Every entry needs to be printed exactly, please.

═══ Records

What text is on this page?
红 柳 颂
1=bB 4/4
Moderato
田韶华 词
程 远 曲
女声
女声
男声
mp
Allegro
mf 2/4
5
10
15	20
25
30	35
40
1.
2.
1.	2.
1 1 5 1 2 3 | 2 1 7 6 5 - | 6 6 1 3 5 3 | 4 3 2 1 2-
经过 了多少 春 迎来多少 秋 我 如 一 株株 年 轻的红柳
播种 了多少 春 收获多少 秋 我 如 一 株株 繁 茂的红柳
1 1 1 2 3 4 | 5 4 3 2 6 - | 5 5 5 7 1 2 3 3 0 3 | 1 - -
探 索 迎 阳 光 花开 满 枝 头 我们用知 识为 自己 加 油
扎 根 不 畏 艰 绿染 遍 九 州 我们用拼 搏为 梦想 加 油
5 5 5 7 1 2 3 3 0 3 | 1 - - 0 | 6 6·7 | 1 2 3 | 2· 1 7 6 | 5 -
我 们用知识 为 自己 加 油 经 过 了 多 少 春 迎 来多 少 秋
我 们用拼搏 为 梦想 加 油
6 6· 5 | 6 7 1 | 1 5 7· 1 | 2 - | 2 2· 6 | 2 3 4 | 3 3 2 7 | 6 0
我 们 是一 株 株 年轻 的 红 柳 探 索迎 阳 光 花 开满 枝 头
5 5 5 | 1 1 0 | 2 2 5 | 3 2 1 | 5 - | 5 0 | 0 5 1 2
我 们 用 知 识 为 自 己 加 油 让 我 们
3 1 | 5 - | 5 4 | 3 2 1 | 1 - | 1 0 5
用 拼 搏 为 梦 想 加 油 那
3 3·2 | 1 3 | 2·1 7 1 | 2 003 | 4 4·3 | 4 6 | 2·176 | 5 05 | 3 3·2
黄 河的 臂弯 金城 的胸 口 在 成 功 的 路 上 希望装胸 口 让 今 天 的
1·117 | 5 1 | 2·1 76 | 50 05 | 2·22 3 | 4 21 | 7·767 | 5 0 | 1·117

══════

▸ **Completed exercise**
What text is on this page?
红 柳 颂
1=bB 4/4
Moderato
田韶华 词
程 远 曲
女声
女声
男声
mp
Allegro
mf 2/4
5
10
15	20
25
30	35
40
1.
2.
1.	2.
1 1 5 1 2 3 | 2 1 7 6 5 - | 6 6 1 3 5 3 | 4 3 2 1 2-
经过 了多少 春 迎来多少 秋 我 如 一 株株 年 轻的红柳
播种 了多少 春 收获多少 秋 我 如 一 株株 繁 茂的红柳
1 1 1 2 3 4 | 5 4 3 2 6 - | 5 5 5 7 1 2 3 3 0 3 | 1 - -
探 索 迎 阳 光 花开 满 枝 头 我们用知 识为 自己 加 油
扎 根 不 畏 艰 绿染 遍 九 州 我们用拼 搏为 梦想 加 油
5 5 5 7 1 2 3 3 0 3 | 1 - - 0 | 6 6·7 | 1 2 3 | 2· 1 7 6 | 5 -
我 们用知识 为 自己 加 油 经 过 了 多 少 春 迎 来多 少 秋
我 们用拼搏 为 梦想 加 油
6 6· 5 | 6 7 1 | 1 5 7· 1 | 2 - | 2 2· 6 | 2 3 4 | 3 3 2 7 | 6 0
我 们 是一 株 株 年轻 的 红 柳 探 索迎 阳 光 花 开满 枝 头
5 5 5 | 1 1 0 | 2 2 5 | 3 2 1 | 5 - | 5 0 | 0 5 1 2
我 们 用 知 识 为 自 己 加 油 让 我 们
3 1 | 5 - | 5 4 | 3 2 1 | 1 - | 1 0 5
用 拼 搏 为 梦 想 加 油 那
3 3·2 | 1 3 | 2·1 7 1 | 2 003 | 4 4·3 | 4 6 | 2·176 | 5 05 | 3 3·2
黄 河的 臂弯 金城 的胸 口 在 成 功 的 路 上 希望装胸 口 让 今 天 的
1·117 | 5 1 | 2·1 76 | 50 05 | 2·22 3 | 4 21 | 7·767 | 5 0 | 1·117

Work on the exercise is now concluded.